■ WHAT YOU WILL DO ■
Return the lines where the word "冬雨季施工增加费" occurs.

■ PROVIDED DATA ■
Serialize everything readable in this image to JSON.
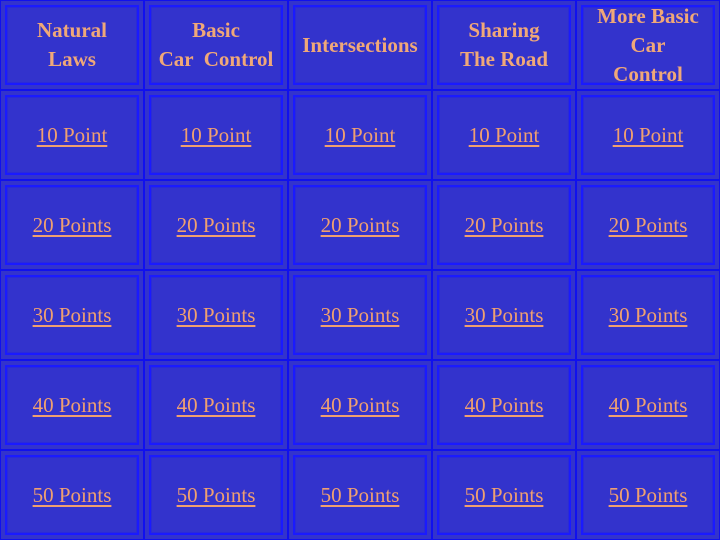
{
  "categories": [
    {
      "line1": "Natural",
      "line2": "Laws"
    },
    {
      "line1": "Basic",
      "line2": "Car  Control"
    },
    {
      "line1": "Intersections",
      "line2": ""
    },
    {
      "line1": "Sharing",
      "line2": "The Road"
    },
    {
      "line1": "More Basic",
      "line2": "Car",
      "line3": "Control"
    }
  ],
  "rows": [
    "10 Point",
    "20 Points",
    "30 Points",
    "40 Points",
    "50 Points"
  ],
  "colors": {
    "background": "#3333cc",
    "border": "#1a1aff",
    "text": "#f0a070"
  }
}
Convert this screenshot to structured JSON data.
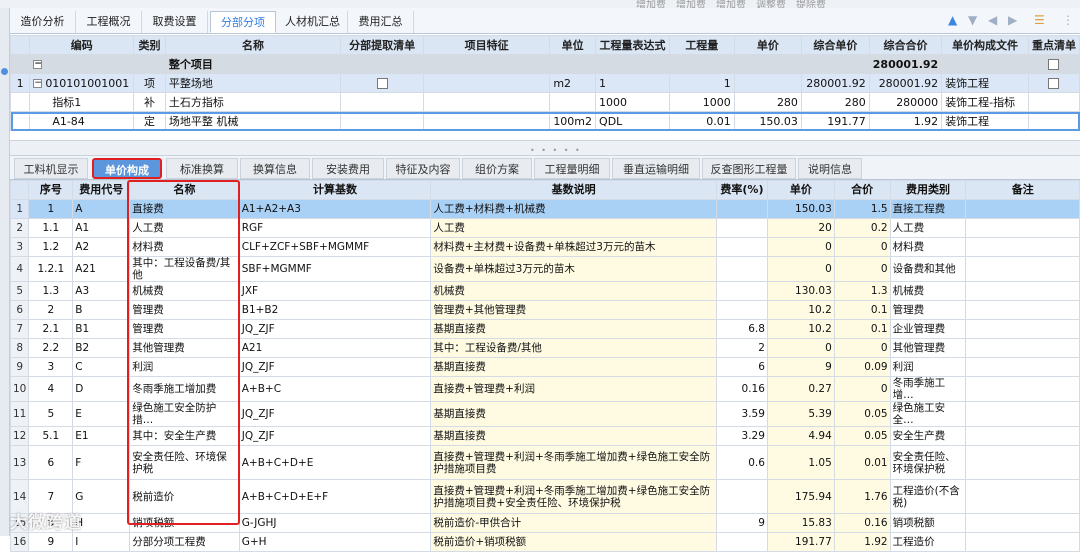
{
  "top_toolbar": [
    "增加费",
    "增加费",
    "增加费",
    "调整费",
    "提除费"
  ],
  "tabs": [
    {
      "label": "造价分析",
      "active": false
    },
    {
      "label": "工程概况",
      "active": false
    },
    {
      "label": "取费设置",
      "active": false
    },
    {
      "label": "分部分项",
      "active": true
    },
    {
      "label": "人材机汇总",
      "active": false
    },
    {
      "label": "费用汇总",
      "active": false
    }
  ],
  "toolbar_icons": [
    "arrow-up-icon",
    "arrow-down-icon",
    "arrow-left-icon",
    "arrow-right-icon",
    "filter-icon",
    "more-icon"
  ],
  "upper_grid": {
    "headers": [
      "编码",
      "类别",
      "名称",
      "分部提取清单",
      "项目特征",
      "单位",
      "工程量表达式",
      "工程量",
      "单价",
      "综合单价",
      "综合合价",
      "单价构成文件",
      "重点清单"
    ],
    "group_row": {
      "name": "整个项目",
      "total": "280001.92"
    },
    "rows": [
      {
        "no": "1",
        "code": "010101001001",
        "cat": "项",
        "name": "平整场地",
        "unit": "m2",
        "expr": "1",
        "qty": "1",
        "price": "",
        "unit_total": "280001.92",
        "total": "280001.92",
        "file": "装饰工程"
      },
      {
        "no": "",
        "code": "指标1",
        "cat": "补",
        "name": "土石方指标",
        "unit": "",
        "expr": "1000",
        "qty": "1000",
        "price": "280",
        "unit_total": "280",
        "total": "280000",
        "file": "装饰工程-指标"
      },
      {
        "no": "",
        "code": "A1-84",
        "cat": "定",
        "name": "场地平整 机械",
        "unit": "100m2",
        "expr": "QDL",
        "qty": "0.01",
        "price": "150.03",
        "unit_total": "191.77",
        "total": "1.92",
        "file": "装饰工程"
      }
    ]
  },
  "bottom_tabs": [
    {
      "label": "工料机显示",
      "active": false
    },
    {
      "label": "单价构成",
      "active": true
    },
    {
      "label": "标准换算",
      "active": false
    },
    {
      "label": "换算信息",
      "active": false
    },
    {
      "label": "安装费用",
      "active": false
    },
    {
      "label": "特征及内容",
      "active": false
    },
    {
      "label": "组价方案",
      "active": false
    },
    {
      "label": "工程量明细",
      "active": false
    },
    {
      "label": "垂直运输明细",
      "active": false
    },
    {
      "label": "反查图形工程量",
      "active": false
    },
    {
      "label": "说明信息",
      "active": false
    }
  ],
  "lower_grid": {
    "headers": [
      "序号",
      "费用代号",
      "名称",
      "计算基数",
      "基数说明",
      "费率(%)",
      "单价",
      "合价",
      "费用类别",
      "备注"
    ],
    "rows": [
      {
        "rn": "1",
        "seq": "1",
        "code": "A",
        "name": "直接费",
        "base": "A1+A2+A3",
        "desc": "人工费+材料费+机械费",
        "rate": "",
        "price": "150.03",
        "total": "1.5",
        "type": "直接工程费",
        "note": ""
      },
      {
        "rn": "2",
        "seq": "1.1",
        "code": "A1",
        "name": "人工费",
        "base": "RGF",
        "desc": "人工费",
        "rate": "",
        "price": "20",
        "total": "0.2",
        "type": "人工费",
        "note": ""
      },
      {
        "rn": "3",
        "seq": "1.2",
        "code": "A2",
        "name": "材料费",
        "base": "CLF+ZCF+SBF+MGMMF",
        "desc": "材料费+主材费+设备费+单株超过3万元的苗木",
        "rate": "",
        "price": "0",
        "total": "0",
        "type": "材料费",
        "note": ""
      },
      {
        "rn": "4",
        "seq": "1.2.1",
        "code": "A21",
        "name": "其中：工程设备费/其他",
        "base": "SBF+MGMMF",
        "desc": "设备费+单株超过3万元的苗木",
        "rate": "",
        "price": "0",
        "total": "0",
        "type": "设备费和其他",
        "note": ""
      },
      {
        "rn": "5",
        "seq": "1.3",
        "code": "A3",
        "name": "机械费",
        "base": "JXF",
        "desc": "机械费",
        "rate": "",
        "price": "130.03",
        "total": "1.3",
        "type": "机械费",
        "note": ""
      },
      {
        "rn": "6",
        "seq": "2",
        "code": "B",
        "name": "管理费",
        "base": "B1+B2",
        "desc": "管理费+其他管理费",
        "rate": "",
        "price": "10.2",
        "total": "0.1",
        "type": "管理费",
        "note": ""
      },
      {
        "rn": "7",
        "seq": "2.1",
        "code": "B1",
        "name": "管理费",
        "base": "JQ_ZJF",
        "desc": "基期直接费",
        "rate": "6.8",
        "price": "10.2",
        "total": "0.1",
        "type": "企业管理费",
        "note": ""
      },
      {
        "rn": "8",
        "seq": "2.2",
        "code": "B2",
        "name": "其他管理费",
        "base": "A21",
        "desc": "其中：工程设备费/其他",
        "rate": "2",
        "price": "0",
        "total": "0",
        "type": "其他管理费",
        "note": ""
      },
      {
        "rn": "9",
        "seq": "3",
        "code": "C",
        "name": "利润",
        "base": "JQ_ZJF",
        "desc": "基期直接费",
        "rate": "6",
        "price": "9",
        "total": "0.09",
        "type": "利润",
        "note": ""
      },
      {
        "rn": "10",
        "seq": "4",
        "code": "D",
        "name": "冬雨季施工增加费",
        "base": "A+B+C",
        "desc": "直接费+管理费+利润",
        "rate": "0.16",
        "price": "0.27",
        "total": "0",
        "type": "冬雨季施工增…",
        "note": ""
      },
      {
        "rn": "11",
        "seq": "5",
        "code": "E",
        "name": "绿色施工安全防护措…",
        "base": "JQ_ZJF",
        "desc": "基期直接费",
        "rate": "3.59",
        "price": "5.39",
        "total": "0.05",
        "type": "绿色施工安全…",
        "note": ""
      },
      {
        "rn": "12",
        "seq": "5.1",
        "code": "E1",
        "name": "其中：安全生产费",
        "base": "JQ_ZJF",
        "desc": "基期直接费",
        "rate": "3.29",
        "price": "4.94",
        "total": "0.05",
        "type": "安全生产费",
        "note": ""
      },
      {
        "rn": "13",
        "seq": "6",
        "code": "F",
        "name": "安全责任险、环境保护税",
        "base": "A+B+C+D+E",
        "desc": "直接费+管理费+利润+冬雨季施工增加费+绿色施工安全防护措施项目费",
        "rate": "0.6",
        "price": "1.05",
        "total": "0.01",
        "type": "安全责任险、环境保护税",
        "note": ""
      },
      {
        "rn": "14",
        "seq": "7",
        "code": "G",
        "name": "税前造价",
        "base": "A+B+C+D+E+F",
        "desc": "直接费+管理费+利润+冬雨季施工增加费+绿色施工安全防护措施项目费+安全责任险、环境保护税",
        "rate": "",
        "price": "175.94",
        "total": "1.76",
        "type": "工程造价(不含税)",
        "note": ""
      },
      {
        "rn": "15",
        "seq": "8",
        "code": "H",
        "name": "销项税额",
        "base": "G-JGHJ",
        "desc": "税前造价-甲供合计",
        "rate": "9",
        "price": "15.83",
        "total": "0.16",
        "type": "销项税额",
        "note": ""
      },
      {
        "rn": "16",
        "seq": "9",
        "code": "I",
        "name": "分部分项工程费",
        "base": "G+H",
        "desc": "税前造价+销项税额",
        "rate": "",
        "price": "191.77",
        "total": "1.92",
        "type": "工程造价",
        "note": ""
      }
    ]
  },
  "watermark": "大微跨道"
}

■ COMPLETED EXERCISE ■
        "name": "冬雨季施工增加费",
        "desc": "直接费+管理费+利润+冬雨季施工增加费+绿色施工安全防护措施项目费",
        "desc": "直接费+管理费+利润+冬雨季施工增加费+绿色施工安全防护措施项目费+安全责任险、环境保护税",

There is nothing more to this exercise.